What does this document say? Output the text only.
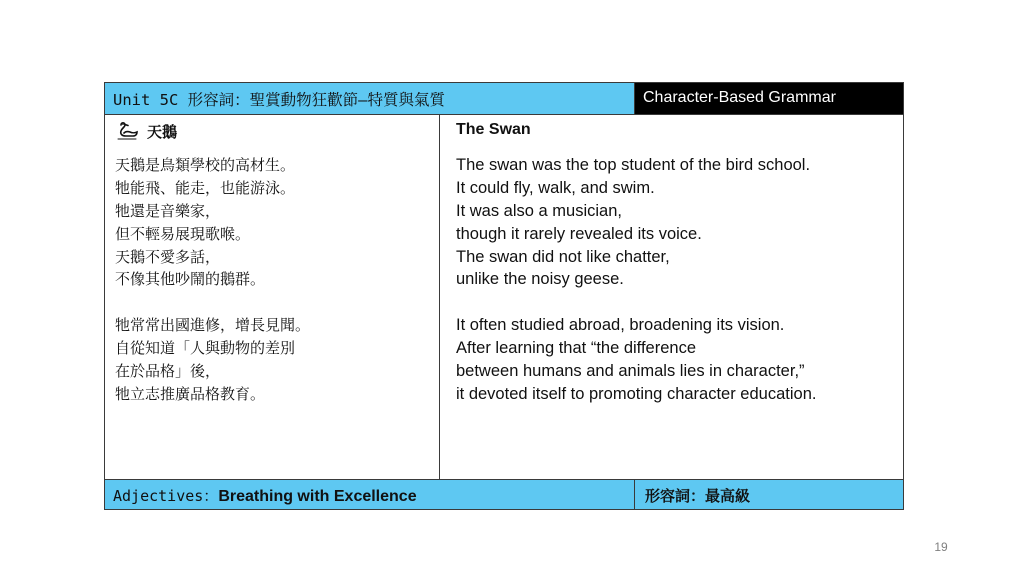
Unit 5C 形容詞：聖賞動物狂歡節—特質與氣質	Character-Based Grammar
天鵝
天鵝是鳥類學校的高材生。
牠能飛、能走，也能游泳。
牠還是音樂家，
但不輕易展現歌喉。
天鵝不愛多話，
不像其他吵鬧的鵝群。
牠常常出國進修，增長見聞。
自從知道「人與動物的差別
在於品格」後，
牠立志推廣品格教育。
The Swan
The swan was the top student of the bird school.
It could fly, walk, and swim.
It was also a musician,
though it rarely revealed its voice.
The swan did not like chatter,
unlike the noisy geese.
It often studied abroad, broadening its vision.
After learning that “the difference
between humans and animals lies in character,”
it devoted itself to promoting character education.
Adjectives：Breathing with Excellence	形容詞：最高級
19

-------

TASK BRIEF: Transcribe the records above exactly, omitting every picture they contain.

FINISHED ANSWER:
What does this document say? Output the text only.
Unit 5C 形容詞：聖賞動物狂歡節—特質與氣質	Character-Based Grammar
天鵝
天鵝是鳥類學校的高材生。
牠能飛、能走，也能游泳。
牠還是音樂家，
但不輕易展現歌喉。
天鵝不愛多話，
不像其他吵鬧的鵝群。
牠常常出國進修，增長見聞。
自從知道「人與動物的差別
在於品格」後，
牠立志推廣品格教育。
The Swan
The swan was the top student of the bird school.
It could fly, walk, and swim.
It was also a musician,
though it rarely revealed its voice.
The swan did not like chatter,
unlike the noisy geese.
It often studied abroad, broadening its vision.
After learning that “the difference
between humans and animals lies in character,”
it devoted itself to promoting character education.
Adjectives：Breathing with Excellence	形容詞：最高級
19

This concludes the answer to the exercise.